#### Work required:
Find the lines with "सहमत" in them and copy them out.

·····

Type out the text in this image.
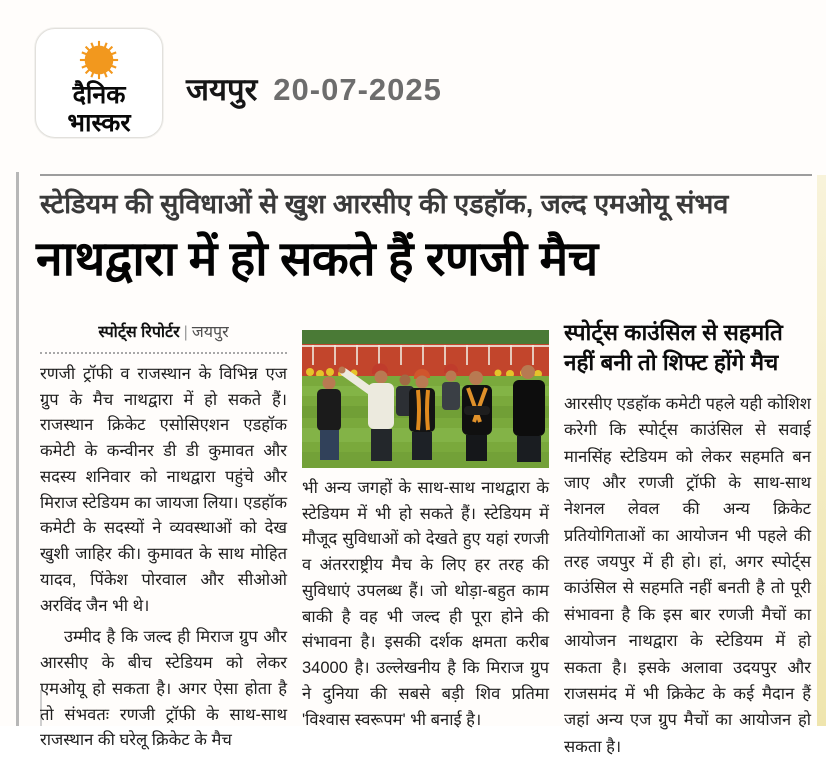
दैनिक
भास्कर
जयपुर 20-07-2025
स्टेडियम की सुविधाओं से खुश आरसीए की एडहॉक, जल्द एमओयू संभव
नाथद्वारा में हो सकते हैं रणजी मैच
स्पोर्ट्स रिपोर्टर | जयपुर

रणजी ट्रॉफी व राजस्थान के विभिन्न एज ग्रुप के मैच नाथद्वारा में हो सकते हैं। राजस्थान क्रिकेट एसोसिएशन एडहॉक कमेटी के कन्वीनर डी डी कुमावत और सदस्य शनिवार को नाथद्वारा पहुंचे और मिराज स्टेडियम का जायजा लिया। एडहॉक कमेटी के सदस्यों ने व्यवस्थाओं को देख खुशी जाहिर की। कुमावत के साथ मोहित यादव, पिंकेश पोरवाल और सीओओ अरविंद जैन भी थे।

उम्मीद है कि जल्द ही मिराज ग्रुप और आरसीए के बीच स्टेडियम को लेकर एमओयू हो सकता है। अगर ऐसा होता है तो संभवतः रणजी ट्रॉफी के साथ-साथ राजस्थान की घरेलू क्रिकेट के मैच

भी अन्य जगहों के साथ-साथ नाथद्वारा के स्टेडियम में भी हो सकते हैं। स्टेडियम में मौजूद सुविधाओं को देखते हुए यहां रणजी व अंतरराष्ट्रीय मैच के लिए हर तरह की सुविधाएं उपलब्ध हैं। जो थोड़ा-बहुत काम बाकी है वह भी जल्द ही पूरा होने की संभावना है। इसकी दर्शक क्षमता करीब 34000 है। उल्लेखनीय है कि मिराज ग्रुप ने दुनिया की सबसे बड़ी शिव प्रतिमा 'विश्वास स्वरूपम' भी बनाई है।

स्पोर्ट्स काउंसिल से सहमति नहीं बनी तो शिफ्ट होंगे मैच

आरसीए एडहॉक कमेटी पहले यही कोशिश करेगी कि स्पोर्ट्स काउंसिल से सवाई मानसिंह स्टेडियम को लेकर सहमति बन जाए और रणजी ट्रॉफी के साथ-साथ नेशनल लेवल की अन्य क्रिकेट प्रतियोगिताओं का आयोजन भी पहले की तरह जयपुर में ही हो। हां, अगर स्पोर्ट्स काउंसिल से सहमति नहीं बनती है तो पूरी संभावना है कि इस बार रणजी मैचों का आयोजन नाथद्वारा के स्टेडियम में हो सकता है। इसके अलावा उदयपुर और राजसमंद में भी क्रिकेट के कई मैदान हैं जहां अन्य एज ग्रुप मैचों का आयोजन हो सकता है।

·····

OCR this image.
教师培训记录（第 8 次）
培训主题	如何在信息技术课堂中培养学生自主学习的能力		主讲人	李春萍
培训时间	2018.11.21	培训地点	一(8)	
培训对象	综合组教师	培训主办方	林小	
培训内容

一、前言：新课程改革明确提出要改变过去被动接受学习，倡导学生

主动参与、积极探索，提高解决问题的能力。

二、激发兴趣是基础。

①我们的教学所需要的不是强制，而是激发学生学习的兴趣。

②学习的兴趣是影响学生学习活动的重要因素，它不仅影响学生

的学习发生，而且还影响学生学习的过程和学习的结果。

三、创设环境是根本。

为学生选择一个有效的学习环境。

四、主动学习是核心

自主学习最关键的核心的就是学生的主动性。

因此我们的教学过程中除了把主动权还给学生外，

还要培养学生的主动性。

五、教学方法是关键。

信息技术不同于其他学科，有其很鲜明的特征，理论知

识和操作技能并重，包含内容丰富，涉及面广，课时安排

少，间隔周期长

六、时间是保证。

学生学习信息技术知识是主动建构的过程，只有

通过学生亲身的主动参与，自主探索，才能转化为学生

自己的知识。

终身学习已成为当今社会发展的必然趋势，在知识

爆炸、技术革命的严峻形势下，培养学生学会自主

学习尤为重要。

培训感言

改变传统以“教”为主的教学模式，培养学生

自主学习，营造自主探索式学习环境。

·····

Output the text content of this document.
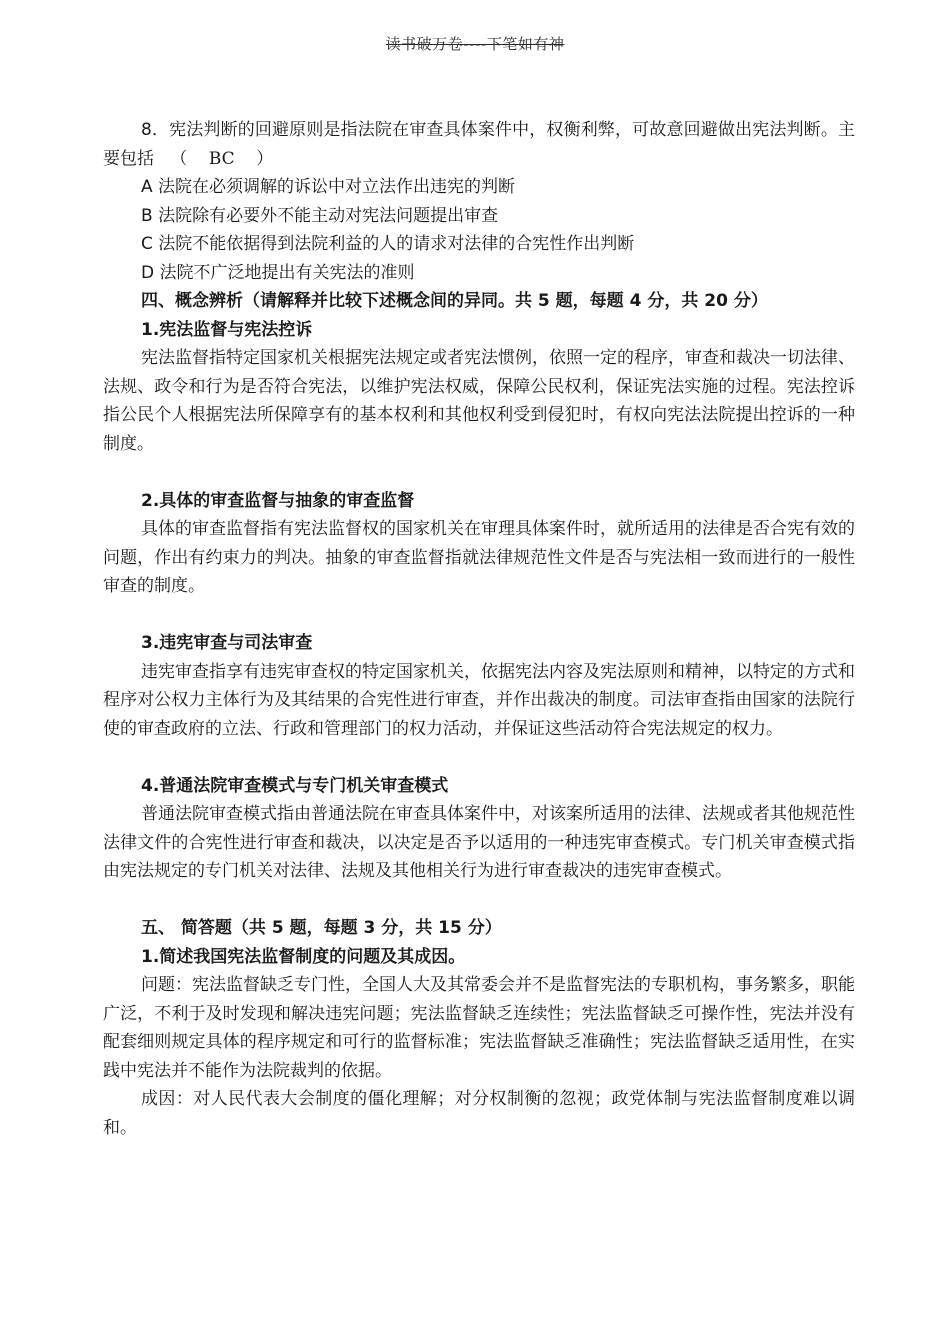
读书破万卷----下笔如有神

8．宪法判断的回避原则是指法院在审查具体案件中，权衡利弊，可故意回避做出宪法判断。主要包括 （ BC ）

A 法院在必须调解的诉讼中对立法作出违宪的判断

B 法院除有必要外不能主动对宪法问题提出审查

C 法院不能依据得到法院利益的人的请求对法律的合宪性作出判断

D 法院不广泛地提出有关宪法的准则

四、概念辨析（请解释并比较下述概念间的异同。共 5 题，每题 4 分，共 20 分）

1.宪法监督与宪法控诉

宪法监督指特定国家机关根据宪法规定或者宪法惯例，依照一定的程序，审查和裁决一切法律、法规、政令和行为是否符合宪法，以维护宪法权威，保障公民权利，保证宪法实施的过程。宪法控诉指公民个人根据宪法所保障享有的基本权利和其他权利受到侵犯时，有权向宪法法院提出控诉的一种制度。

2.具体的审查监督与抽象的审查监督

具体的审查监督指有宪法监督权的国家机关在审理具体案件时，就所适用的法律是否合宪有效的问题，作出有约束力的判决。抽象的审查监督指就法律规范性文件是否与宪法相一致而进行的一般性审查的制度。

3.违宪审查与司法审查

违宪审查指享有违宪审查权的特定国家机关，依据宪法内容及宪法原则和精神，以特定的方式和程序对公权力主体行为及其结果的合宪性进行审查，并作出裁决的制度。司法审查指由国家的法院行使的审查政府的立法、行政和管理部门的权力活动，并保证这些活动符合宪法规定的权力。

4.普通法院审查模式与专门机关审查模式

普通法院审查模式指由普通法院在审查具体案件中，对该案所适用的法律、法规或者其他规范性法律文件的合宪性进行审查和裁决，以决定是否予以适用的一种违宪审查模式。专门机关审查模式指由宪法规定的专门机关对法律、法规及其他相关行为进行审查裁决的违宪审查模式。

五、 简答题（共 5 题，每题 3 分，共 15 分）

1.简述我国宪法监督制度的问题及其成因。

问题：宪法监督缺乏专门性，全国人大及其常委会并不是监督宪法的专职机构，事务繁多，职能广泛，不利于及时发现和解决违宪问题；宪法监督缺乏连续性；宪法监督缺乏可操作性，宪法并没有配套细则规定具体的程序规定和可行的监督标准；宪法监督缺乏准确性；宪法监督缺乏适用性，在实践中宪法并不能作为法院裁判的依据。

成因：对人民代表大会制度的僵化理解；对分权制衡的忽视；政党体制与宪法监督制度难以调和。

·····

#### Response to the exercise:
स्पोर्ट्स काउंसिल से सहमति नहीं बनी तो शिफ्ट होंगे मैच
आरसीए एडहॉक कमेटी पहले यही कोशिश करेगी कि स्पोर्ट्स काउंसिल से सवाई मानसिंह स्टेडियम को लेकर सहमति बन जाए और रणजी ट्रॉफी के साथ-साथ नेशनल लेवल की अन्य क्रिकेट प्रतियोगिताओं का आयोजन भी पहले की तरह जयपुर में ही हो। हां, अगर स्पोर्ट्स काउंसिल से सहमति नहीं बनती है तो पूरी संभावना है कि इस बार रणजी मैचों का आयोजन नाथद्वारा के स्टेडियम में हो सकता है। इसके अलावा उदयपुर और राजसमंद में भी क्रिकेट के कई मैदान हैं जहां अन्य एज ग्रुप मैचों का आयोजन हो सकता है।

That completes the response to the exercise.